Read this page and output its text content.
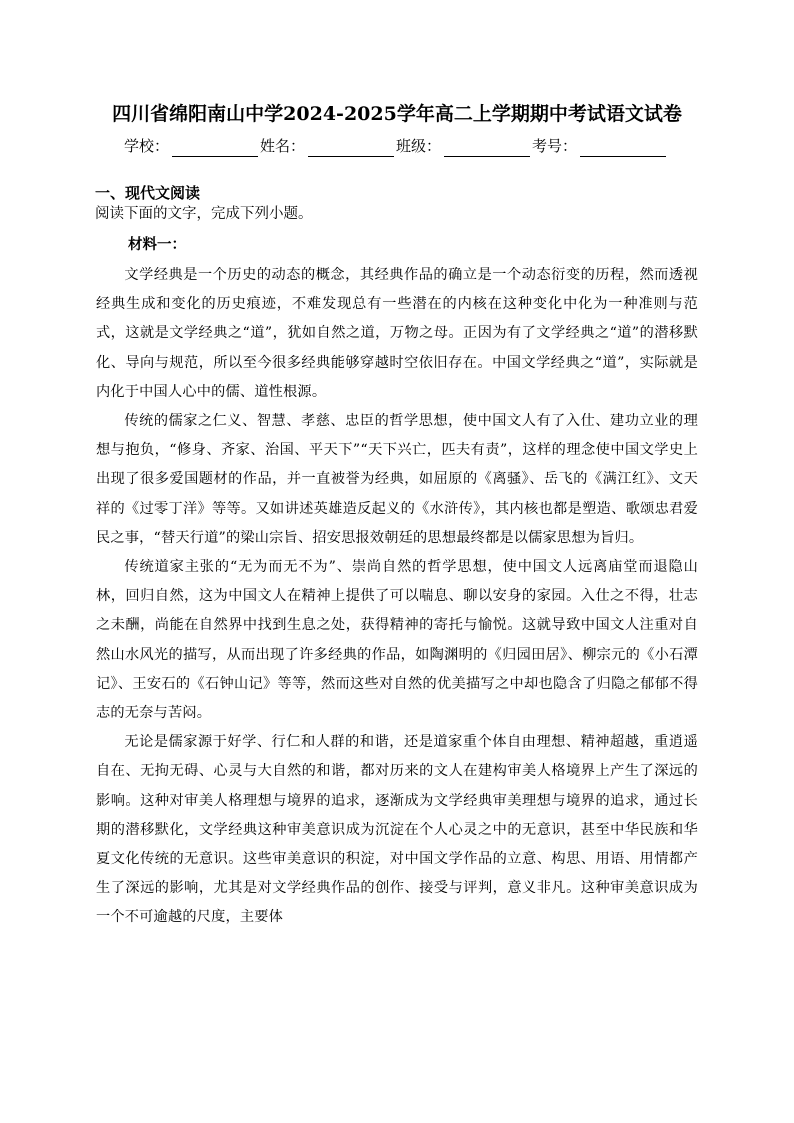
四川省绵阳南山中学2024-2025学年高二上学期期中考试语文试卷
学校：	姓名：	班级：	考号：
一、现代文阅读
阅读下面的文字，完成下列小题。
材料一：

文学经典是一个历史的动态的概念，其经典作品的确立是一个动态衍变的历程，然而透视经典生成和变化的历史痕迹，不难发现总有一些潜在的内核在这种变化中化为一种准则与范式，这就是文学经典之“道”，犹如自然之道，万物之母。正因为有了文学经典之“道”的潜移默化、导向与规范，所以至今很多经典能够穿越时空依旧存在。中国文学经典之“道”，实际就是内化于中国人心中的儒、道性根源。

传统的儒家之仁义、智慧、孝慈、忠臣的哲学思想，使中国文人有了入仕、建功立业的理想与抱负，“修身、齐家、治国、平天下”“天下兴亡，匹夫有责”，这样的理念使中国文学史上出现了很多爱国题材的作品，并一直被誉为经典，如屈原的《离骚》、岳飞的《满江红》、文天祥的《过零丁洋》等等。又如讲述英雄造反起义的《水浒传》，其内核也都是塑造、歌颂忠君爱民之事，“替天行道”的梁山宗旨、招安思报效朝廷的思想最终都是以儒家思想为旨归。

传统道家主张的“无为而无不为”、崇尚自然的哲学思想，使中国文人远离庙堂而退隐山林，回归自然，这为中国文人在精神上提供了可以喘息、聊以安身的家园。入仕之不得，壮志之未酬，尚能在自然界中找到生息之处，获得精神的寄托与愉悦。这就导致中国文人注重对自然山水风光的描写，从而出现了许多经典的作品，如陶渊明的《归园田居》、柳宗元的《小石潭记》、王安石的《石钟山记》等等，然而这些对自然的优美描写之中却也隐含了归隐之郁郁不得志的无奈与苦闷。

无论是儒家源于好学、行仁和人群的和谐，还是道家重个体自由理想、精神超越，重逍遥自在、无拘无碍、心灵与大自然的和谐，都对历来的文人在建构审美人格境界上产生了深远的影响。这种对审美人格理想与境界的追求，逐渐成为文学经典审美理想与境界的追求，通过长期的潜移默化，文学经典这种审美意识成为沉淀在个人心灵之中的无意识，甚至中华民族和华夏文化传统的无意识。这些审美意识的积淀，对中国文学作品的立意、构思、用语、用情都产生了深远的影响，尤其是对文学经典作品的创作、接受与评判，意义非凡。这种审美意识成为一个不可逾越的尺度，主要体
::::
● Given problem: Copy every entry word for word, but omit the pictures.

● Result for this exercise:
Read this page and output its text content.
四川省绵阳南山中学2024-2025学年高二上学期期中考试语文试卷
学校：	姓名：	班级：	考号：
一、现代文阅读
阅读下面的文字，完成下列小题。
材料一：

文学经典是一个历史的动态的概念，其经典作品的确立是一个动态衍变的历程，然而透视经典生成和变化的历史痕迹，不难发现总有一些潜在的内核在这种变化中化为一种准则与范式，这就是文学经典之“道”，犹如自然之道，万物之母。正因为有了文学经典之“道”的潜移默化、导向与规范，所以至今很多经典能够穿越时空依旧存在。中国文学经典之“道”，实际就是内化于中国人心中的儒、道性根源。

传统的儒家之仁义、智慧、孝慈、忠臣的哲学思想，使中国文人有了入仕、建功立业的理想与抱负，“修身、齐家、治国、平天下”“天下兴亡，匹夫有责”，这样的理念使中国文学史上出现了很多爱国题材的作品，并一直被誉为经典，如屈原的《离骚》、岳飞的《满江红》、文天祥的《过零丁洋》等等。又如讲述英雄造反起义的《水浒传》，其内核也都是塑造、歌颂忠君爱民之事，“替天行道”的梁山宗旨、招安思报效朝廷的思想最终都是以儒家思想为旨归。

传统道家主张的“无为而无不为”、崇尚自然的哲学思想，使中国文人远离庙堂而退隐山林，回归自然，这为中国文人在精神上提供了可以喘息、聊以安身的家园。入仕之不得，壮志之未酬，尚能在自然界中找到生息之处，获得精神的寄托与愉悦。这就导致中国文人注重对自然山水风光的描写，从而出现了许多经典的作品，如陶渊明的《归园田居》、柳宗元的《小石潭记》、王安石的《石钟山记》等等，然而这些对自然的优美描写之中却也隐含了归隐之郁郁不得志的无奈与苦闷。

无论是儒家源于好学、行仁和人群的和谐，还是道家重个体自由理想、精神超越，重逍遥自在、无拘无碍、心灵与大自然的和谐，都对历来的文人在建构审美人格境界上产生了深远的影响。这种对审美人格理想与境界的追求，逐渐成为文学经典审美理想与境界的追求，通过长期的潜移默化，文学经典这种审美意识成为沉淀在个人心灵之中的无意识，甚至中华民族和华夏文化传统的无意识。这些审美意识的积淀，对中国文学作品的立意、构思、用语、用情都产生了深远的影响，尤其是对文学经典作品的创作、接受与评判，意义非凡。这种审美意识成为一个不可逾越的尺度，主要体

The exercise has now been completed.